Requirements => Word for word, print each line of the listing below; pictures stay out.

Data excerpts =>
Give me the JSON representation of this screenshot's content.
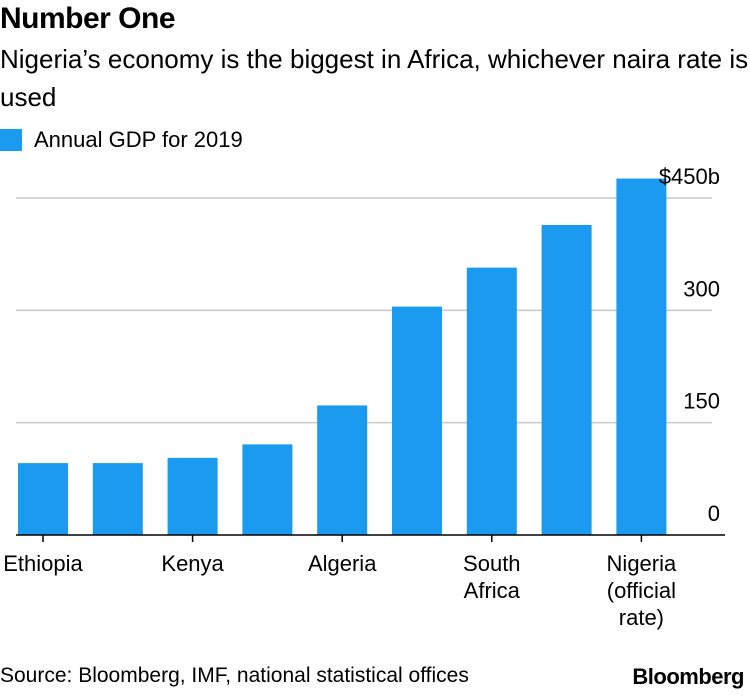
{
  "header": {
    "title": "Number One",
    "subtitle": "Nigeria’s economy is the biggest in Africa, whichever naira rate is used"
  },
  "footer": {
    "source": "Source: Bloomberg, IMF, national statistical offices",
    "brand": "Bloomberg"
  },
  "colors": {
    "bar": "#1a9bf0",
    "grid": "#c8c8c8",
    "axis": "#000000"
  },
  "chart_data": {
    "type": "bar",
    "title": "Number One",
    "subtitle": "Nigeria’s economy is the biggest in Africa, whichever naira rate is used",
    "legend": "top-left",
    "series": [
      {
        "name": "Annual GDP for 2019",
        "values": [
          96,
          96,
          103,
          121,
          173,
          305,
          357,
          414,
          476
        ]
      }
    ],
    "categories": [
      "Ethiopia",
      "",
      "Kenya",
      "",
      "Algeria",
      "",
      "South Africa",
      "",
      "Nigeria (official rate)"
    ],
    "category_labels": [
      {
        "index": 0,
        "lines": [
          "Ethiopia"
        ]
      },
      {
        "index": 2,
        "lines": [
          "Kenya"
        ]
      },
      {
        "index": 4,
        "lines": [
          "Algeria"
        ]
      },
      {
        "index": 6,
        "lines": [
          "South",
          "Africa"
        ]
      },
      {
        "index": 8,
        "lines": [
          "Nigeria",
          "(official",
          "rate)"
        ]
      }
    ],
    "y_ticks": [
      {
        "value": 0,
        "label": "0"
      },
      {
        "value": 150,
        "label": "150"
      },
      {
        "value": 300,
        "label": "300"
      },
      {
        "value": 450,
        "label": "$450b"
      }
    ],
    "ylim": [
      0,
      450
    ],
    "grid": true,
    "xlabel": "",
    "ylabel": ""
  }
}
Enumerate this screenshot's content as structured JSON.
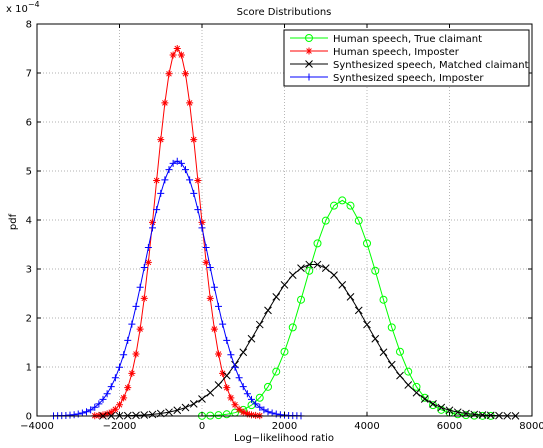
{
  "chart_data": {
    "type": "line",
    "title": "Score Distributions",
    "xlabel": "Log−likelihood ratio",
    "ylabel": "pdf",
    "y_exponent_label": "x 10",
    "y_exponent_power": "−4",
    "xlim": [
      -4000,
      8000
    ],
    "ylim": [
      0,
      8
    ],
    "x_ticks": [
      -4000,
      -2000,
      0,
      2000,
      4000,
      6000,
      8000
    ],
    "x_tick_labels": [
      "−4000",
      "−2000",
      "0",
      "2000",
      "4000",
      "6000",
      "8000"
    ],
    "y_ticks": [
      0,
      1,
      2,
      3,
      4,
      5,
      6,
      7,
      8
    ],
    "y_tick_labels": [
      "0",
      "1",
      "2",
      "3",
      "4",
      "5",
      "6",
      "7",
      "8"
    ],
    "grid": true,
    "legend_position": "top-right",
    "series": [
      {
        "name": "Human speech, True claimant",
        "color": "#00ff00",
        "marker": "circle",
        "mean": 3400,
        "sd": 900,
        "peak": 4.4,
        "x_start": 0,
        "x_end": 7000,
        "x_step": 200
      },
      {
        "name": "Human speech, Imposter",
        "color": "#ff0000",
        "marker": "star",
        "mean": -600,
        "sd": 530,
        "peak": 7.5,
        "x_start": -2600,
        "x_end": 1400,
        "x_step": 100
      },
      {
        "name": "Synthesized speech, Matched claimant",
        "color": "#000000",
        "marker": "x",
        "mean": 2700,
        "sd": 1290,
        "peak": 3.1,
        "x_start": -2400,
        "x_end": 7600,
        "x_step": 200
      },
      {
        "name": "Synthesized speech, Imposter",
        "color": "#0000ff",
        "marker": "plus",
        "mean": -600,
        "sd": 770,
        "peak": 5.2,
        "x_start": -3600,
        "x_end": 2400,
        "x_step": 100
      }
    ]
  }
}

Correct answer =>
Give me the JSON representation of this screenshot's content.
{
  "header": {
    "title": "Number One",
    "subtitle": "Nigeria’s economy is the biggest in Africa, whichever naira rate is used"
  },
  "footer": {
    "source": "Source: Bloomberg, IMF, national statistical offices",
    "brand": "Bloomberg"
  },
  "colors": {
    "bar": "#1a9bf0",
    "grid": "#c8c8c8",
    "axis": "#000000"
  },
  "chart_data": {
    "type": "bar",
    "title": "Number One",
    "subtitle": "Nigeria’s economy is the biggest in Africa, whichever naira rate is used",
    "legend": "top-left",
    "series": [
      {
        "name": "Annual GDP for 2019",
        "values": [
          96,
          96,
          103,
          121,
          173,
          305,
          357,
          414,
          476
        ]
      }
    ],
    "categories": [
      "Ethiopia",
      "",
      "Kenya",
      "",
      "Algeria",
      "",
      "South Africa",
      "",
      "Nigeria (official rate)"
    ],
    "category_labels": [
      {
        "index": 0,
        "lines": [
          "Ethiopia"
        ]
      },
      {
        "index": 2,
        "lines": [
          "Kenya"
        ]
      },
      {
        "index": 4,
        "lines": [
          "Algeria"
        ]
      },
      {
        "index": 6,
        "lines": [
          "South",
          "Africa"
        ]
      },
      {
        "index": 8,
        "lines": [
          "Nigeria",
          "(official",
          "rate)"
        ]
      }
    ],
    "y_ticks": [
      {
        "value": 0,
        "label": "0"
      },
      {
        "value": 150,
        "label": "150"
      },
      {
        "value": 300,
        "label": "300"
      },
      {
        "value": 450,
        "label": "$450b"
      }
    ],
    "ylim": [
      0,
      450
    ],
    "grid": true,
    "xlabel": "",
    "ylabel": ""
  }
}
Enumerate this screenshot's content as structured JSON.
{
  "chart_data": {
    "type": "line",
    "title": "Score Distributions",
    "xlabel": "Log−likelihood ratio",
    "ylabel": "pdf",
    "y_exponent_label": "x 10",
    "y_exponent_power": "−4",
    "xlim": [
      -4000,
      8000
    ],
    "ylim": [
      0,
      8
    ],
    "x_ticks": [
      -4000,
      -2000,
      0,
      2000,
      4000,
      6000,
      8000
    ],
    "x_tick_labels": [
      "−4000",
      "−2000",
      "0",
      "2000",
      "4000",
      "6000",
      "8000"
    ],
    "y_ticks": [
      0,
      1,
      2,
      3,
      4,
      5,
      6,
      7,
      8
    ],
    "y_tick_labels": [
      "0",
      "1",
      "2",
      "3",
      "4",
      "5",
      "6",
      "7",
      "8"
    ],
    "grid": true,
    "legend_position": "top-right",
    "series": [
      {
        "name": "Human speech, True claimant",
        "color": "#00ff00",
        "marker": "circle",
        "mean": 3400,
        "sd": 900,
        "peak": 4.4,
        "x_start": 0,
        "x_end": 7000,
        "x_step": 200
      },
      {
        "name": "Human speech, Imposter",
        "color": "#ff0000",
        "marker": "star",
        "mean": -600,
        "sd": 530,
        "peak": 7.5,
        "x_start": -2600,
        "x_end": 1400,
        "x_step": 100
      },
      {
        "name": "Synthesized speech, Matched claimant",
        "color": "#000000",
        "marker": "x",
        "mean": 2700,
        "sd": 1290,
        "peak": 3.1,
        "x_start": -2400,
        "x_end": 7600,
        "x_step": 200
      },
      {
        "name": "Synthesized speech, Imposter",
        "color": "#0000ff",
        "marker": "plus",
        "mean": -600,
        "sd": 770,
        "peak": 5.2,
        "x_start": -3600,
        "x_end": 2400,
        "x_step": 100
      }
    ]
  }
}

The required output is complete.